PASSAGE —
Now, this means that we have tightness ahead. Inducing rapid inflation in "needs" categories is not the way to fix that curve. It could in fact shift disposable current income in real dollars to the negative.

That's the Fed suicide curve, and I am hoping that they will say "hah - hah, just kidding" next week, and claim that it was just some spooky Halloween Haunted House-type fiscal trick. The only thing the Fed can currently accomplish this way is to squeeze company margins more (see the Prices Paid table in Chicago PMI on page 2) which will tend to constrict employment growth, and then you will have a double negative on real personal income. It is real personal income that matters.

Nor will raising taxes on most individuals or businesses help. That's the WTF suicide curve. Currently it is also the Dem plan, which has a great deal to do with how this election cycle is playing out.

Only time is going to help this.

In response to Sporkfed's comment in the previous post:
1) Your point is well-taken. I think this post sets out very clearly your contention.

PROMPT 1 —
List every harmful outcome that the passage says the current approach can or will produce.

SUPPLIED MATERIAL —
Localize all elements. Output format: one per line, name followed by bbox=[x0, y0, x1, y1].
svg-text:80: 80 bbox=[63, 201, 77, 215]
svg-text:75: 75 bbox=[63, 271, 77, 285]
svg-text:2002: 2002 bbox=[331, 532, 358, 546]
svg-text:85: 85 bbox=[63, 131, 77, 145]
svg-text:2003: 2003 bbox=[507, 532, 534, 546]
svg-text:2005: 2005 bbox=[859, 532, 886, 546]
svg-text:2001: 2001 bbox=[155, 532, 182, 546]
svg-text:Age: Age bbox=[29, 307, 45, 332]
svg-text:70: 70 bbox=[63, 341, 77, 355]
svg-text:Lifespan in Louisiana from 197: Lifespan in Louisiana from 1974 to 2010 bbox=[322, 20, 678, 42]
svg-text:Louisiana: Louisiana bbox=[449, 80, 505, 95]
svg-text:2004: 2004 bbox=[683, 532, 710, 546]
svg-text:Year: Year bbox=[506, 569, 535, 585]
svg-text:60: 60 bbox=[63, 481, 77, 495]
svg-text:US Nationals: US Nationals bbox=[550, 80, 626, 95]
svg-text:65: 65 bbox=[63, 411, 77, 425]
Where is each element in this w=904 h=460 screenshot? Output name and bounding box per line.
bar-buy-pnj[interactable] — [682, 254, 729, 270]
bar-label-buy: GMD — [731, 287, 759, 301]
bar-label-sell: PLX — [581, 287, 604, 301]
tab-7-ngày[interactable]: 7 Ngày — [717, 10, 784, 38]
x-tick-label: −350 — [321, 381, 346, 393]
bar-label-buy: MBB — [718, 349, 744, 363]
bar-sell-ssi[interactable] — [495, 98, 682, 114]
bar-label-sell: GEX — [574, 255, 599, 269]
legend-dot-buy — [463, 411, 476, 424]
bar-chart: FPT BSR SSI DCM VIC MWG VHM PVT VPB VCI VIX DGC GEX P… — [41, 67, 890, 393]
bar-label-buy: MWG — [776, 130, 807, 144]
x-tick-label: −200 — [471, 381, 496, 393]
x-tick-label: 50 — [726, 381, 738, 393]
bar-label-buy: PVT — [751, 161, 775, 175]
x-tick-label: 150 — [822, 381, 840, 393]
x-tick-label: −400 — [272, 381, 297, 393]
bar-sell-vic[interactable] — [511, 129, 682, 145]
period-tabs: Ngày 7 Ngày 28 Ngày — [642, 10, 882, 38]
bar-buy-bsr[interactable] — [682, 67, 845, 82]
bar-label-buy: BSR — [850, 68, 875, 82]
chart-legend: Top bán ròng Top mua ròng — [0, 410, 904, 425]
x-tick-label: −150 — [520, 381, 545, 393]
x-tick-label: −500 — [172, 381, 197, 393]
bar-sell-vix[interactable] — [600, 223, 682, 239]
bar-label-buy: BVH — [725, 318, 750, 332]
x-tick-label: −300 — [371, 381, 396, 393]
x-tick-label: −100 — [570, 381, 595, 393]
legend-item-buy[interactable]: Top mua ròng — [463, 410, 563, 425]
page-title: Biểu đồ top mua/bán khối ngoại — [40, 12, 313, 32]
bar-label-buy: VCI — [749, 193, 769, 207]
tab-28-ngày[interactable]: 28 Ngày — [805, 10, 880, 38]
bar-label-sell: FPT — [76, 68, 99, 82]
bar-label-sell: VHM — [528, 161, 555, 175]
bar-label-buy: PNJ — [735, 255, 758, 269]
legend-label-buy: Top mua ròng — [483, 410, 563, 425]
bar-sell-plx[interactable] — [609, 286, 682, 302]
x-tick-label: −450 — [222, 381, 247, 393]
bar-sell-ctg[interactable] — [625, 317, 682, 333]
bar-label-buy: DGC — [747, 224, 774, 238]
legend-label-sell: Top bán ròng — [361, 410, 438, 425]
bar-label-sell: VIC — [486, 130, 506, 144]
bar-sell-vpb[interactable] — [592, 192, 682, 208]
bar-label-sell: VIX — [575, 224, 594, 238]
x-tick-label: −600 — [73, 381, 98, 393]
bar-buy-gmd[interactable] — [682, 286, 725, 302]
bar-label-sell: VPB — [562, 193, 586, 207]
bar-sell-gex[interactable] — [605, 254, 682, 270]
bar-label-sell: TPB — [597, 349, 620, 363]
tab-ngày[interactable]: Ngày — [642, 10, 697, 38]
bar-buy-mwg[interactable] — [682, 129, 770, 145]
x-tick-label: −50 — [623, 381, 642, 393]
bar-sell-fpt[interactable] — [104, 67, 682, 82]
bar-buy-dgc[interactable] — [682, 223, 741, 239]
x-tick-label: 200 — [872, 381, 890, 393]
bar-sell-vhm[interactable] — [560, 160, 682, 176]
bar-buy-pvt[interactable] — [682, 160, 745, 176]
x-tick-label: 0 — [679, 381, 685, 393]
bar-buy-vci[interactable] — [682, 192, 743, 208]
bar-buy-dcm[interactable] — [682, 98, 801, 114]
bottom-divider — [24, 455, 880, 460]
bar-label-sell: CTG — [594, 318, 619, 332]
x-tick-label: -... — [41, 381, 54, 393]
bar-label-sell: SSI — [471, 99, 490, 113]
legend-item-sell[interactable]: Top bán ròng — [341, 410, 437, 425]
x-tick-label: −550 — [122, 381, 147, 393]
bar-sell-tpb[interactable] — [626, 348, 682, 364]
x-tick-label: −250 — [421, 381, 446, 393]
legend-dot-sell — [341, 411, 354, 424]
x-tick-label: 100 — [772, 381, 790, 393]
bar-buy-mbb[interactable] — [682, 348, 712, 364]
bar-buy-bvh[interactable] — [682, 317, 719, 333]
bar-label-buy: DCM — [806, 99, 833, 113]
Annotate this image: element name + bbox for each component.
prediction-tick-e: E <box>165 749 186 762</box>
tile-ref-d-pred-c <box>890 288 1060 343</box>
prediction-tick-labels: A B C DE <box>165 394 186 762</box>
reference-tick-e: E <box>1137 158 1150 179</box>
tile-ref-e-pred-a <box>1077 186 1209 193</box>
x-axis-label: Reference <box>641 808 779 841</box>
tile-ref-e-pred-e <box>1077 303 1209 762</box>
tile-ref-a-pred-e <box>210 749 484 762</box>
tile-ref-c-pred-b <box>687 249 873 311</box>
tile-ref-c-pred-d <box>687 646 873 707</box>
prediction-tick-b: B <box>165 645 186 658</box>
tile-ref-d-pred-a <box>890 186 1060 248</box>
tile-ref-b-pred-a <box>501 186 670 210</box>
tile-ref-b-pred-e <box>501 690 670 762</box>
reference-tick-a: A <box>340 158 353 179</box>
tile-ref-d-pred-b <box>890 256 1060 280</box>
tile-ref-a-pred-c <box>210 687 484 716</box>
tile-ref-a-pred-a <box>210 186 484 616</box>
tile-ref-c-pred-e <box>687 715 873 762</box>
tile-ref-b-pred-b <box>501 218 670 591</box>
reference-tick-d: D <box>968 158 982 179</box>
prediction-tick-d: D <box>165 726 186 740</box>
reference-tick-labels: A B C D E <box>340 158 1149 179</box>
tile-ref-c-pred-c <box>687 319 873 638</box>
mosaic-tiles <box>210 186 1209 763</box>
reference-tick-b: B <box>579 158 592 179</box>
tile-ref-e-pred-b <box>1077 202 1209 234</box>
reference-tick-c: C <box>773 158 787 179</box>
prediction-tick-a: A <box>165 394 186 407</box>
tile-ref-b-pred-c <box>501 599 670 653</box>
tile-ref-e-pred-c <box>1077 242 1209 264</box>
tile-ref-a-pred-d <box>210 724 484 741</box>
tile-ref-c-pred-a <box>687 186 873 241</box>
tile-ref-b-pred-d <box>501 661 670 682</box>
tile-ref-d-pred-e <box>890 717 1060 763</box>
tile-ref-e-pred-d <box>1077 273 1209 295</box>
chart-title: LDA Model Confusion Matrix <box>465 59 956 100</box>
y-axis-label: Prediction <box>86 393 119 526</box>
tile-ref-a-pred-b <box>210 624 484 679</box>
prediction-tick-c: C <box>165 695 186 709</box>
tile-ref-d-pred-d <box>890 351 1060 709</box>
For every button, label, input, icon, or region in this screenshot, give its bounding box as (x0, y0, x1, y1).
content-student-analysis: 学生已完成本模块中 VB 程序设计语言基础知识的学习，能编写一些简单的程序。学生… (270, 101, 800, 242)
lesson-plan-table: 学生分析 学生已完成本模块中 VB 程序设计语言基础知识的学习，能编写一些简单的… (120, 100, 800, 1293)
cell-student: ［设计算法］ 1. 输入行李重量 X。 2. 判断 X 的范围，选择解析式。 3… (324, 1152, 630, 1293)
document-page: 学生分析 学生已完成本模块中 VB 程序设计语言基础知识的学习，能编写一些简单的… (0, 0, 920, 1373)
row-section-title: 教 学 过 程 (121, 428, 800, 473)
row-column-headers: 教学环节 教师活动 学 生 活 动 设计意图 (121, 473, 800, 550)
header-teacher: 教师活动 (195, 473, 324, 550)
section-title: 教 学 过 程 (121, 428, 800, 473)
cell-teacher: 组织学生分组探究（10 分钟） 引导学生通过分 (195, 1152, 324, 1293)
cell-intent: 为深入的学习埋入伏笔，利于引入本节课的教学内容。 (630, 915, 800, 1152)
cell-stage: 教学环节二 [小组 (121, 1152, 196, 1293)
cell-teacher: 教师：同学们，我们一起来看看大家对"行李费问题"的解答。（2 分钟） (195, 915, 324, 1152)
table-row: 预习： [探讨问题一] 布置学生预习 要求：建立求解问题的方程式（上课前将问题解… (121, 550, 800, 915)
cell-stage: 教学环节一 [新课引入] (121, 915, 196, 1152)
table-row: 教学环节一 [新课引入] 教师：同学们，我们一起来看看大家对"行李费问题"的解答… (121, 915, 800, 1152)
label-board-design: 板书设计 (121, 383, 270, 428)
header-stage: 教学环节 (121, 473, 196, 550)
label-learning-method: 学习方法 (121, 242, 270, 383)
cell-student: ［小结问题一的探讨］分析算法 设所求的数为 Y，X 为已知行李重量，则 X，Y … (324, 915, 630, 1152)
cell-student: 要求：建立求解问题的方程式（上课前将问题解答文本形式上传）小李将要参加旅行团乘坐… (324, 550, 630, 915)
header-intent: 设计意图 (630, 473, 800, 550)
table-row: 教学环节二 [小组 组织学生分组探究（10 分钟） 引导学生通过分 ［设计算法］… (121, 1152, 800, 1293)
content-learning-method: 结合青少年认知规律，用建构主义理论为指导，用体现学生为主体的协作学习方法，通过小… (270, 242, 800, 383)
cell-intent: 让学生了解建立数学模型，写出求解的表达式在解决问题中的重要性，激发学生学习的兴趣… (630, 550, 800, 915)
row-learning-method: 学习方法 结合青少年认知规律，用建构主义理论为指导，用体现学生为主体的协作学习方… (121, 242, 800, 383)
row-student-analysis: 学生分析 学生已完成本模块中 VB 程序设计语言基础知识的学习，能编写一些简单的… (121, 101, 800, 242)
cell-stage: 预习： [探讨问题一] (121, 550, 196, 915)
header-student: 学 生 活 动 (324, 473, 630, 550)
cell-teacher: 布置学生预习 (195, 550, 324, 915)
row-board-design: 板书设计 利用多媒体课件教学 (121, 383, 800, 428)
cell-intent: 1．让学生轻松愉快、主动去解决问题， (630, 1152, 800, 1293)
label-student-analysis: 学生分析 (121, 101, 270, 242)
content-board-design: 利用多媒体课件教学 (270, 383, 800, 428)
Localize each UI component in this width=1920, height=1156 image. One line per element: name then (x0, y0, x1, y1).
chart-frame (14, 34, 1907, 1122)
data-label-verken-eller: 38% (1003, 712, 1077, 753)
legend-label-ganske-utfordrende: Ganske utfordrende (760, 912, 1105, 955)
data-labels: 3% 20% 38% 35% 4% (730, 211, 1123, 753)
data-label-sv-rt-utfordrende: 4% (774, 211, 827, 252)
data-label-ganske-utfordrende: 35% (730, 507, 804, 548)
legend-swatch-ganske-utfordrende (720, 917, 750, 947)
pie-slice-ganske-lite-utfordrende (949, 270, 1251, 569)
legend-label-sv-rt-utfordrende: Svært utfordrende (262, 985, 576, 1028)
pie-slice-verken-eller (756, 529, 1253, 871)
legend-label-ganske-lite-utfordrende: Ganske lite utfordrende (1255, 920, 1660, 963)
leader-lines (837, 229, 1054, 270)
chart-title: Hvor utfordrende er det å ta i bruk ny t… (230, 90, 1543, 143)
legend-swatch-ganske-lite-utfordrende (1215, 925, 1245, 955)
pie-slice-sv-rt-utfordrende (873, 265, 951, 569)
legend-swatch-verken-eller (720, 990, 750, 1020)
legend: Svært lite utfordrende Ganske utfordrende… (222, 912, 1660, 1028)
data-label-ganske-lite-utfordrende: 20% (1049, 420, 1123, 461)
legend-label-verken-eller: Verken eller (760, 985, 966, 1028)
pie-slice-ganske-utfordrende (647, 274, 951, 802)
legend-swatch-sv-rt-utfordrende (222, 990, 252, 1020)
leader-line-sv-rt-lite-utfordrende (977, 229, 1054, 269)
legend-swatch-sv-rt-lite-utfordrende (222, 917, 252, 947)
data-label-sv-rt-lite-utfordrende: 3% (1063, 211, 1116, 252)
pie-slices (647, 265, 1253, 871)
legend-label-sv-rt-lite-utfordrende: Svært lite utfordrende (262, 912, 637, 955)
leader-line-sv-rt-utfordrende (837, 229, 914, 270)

PROMPT 2 —
Reproduce the entries from their start through the line containing "Where is each", changing each "bbox" to "coords" and leaving everything else unchanged.

COMPLETE ANSWER 1 —
- Disposable current income in real dollars could shift to the negative.
- Company margins get squeezed more.
- Employment growth tends to be constricted.
- Real personal income takes a double negative.

COMPLETE ANSWER 2 —
Localize all elements. Output format: one per line, name followed by coords=[x0, y0, x1, y1].
svg-text:80: 80 coords=[63, 201, 77, 215]
svg-text:75: 75 coords=[63, 271, 77, 285]
svg-text:2002: 2002 coords=[331, 532, 358, 546]
svg-text:85: 85 coords=[63, 131, 77, 145]
svg-text:2003: 2003 coords=[507, 532, 534, 546]
svg-text:2005: 2005 coords=[859, 532, 886, 546]
svg-text:2001: 2001 coords=[155, 532, 182, 546]
svg-text:Age: Age coords=[29, 307, 45, 332]
svg-text:70: 70 coords=[63, 341, 77, 355]
svg-text:Lifespan in Louisiana from 197: Lifespan in Louisiana from 1974 to 2010 coords=[322, 20, 678, 42]
svg-text:Louisiana: Louisiana coords=[449, 80, 505, 95]
svg-text:2004: 2004 coords=[683, 532, 710, 546]
svg-text:Year: Year coords=[506, 569, 535, 585]
svg-text:60: 60 coords=[63, 481, 77, 495]
svg-text:US Nationals: US Nationals coords=[550, 80, 626, 95]
svg-text:65: 65 coords=[63, 411, 77, 425]
Where is each element in this w=904 h=460 screenshot? Output name and bounding box per line.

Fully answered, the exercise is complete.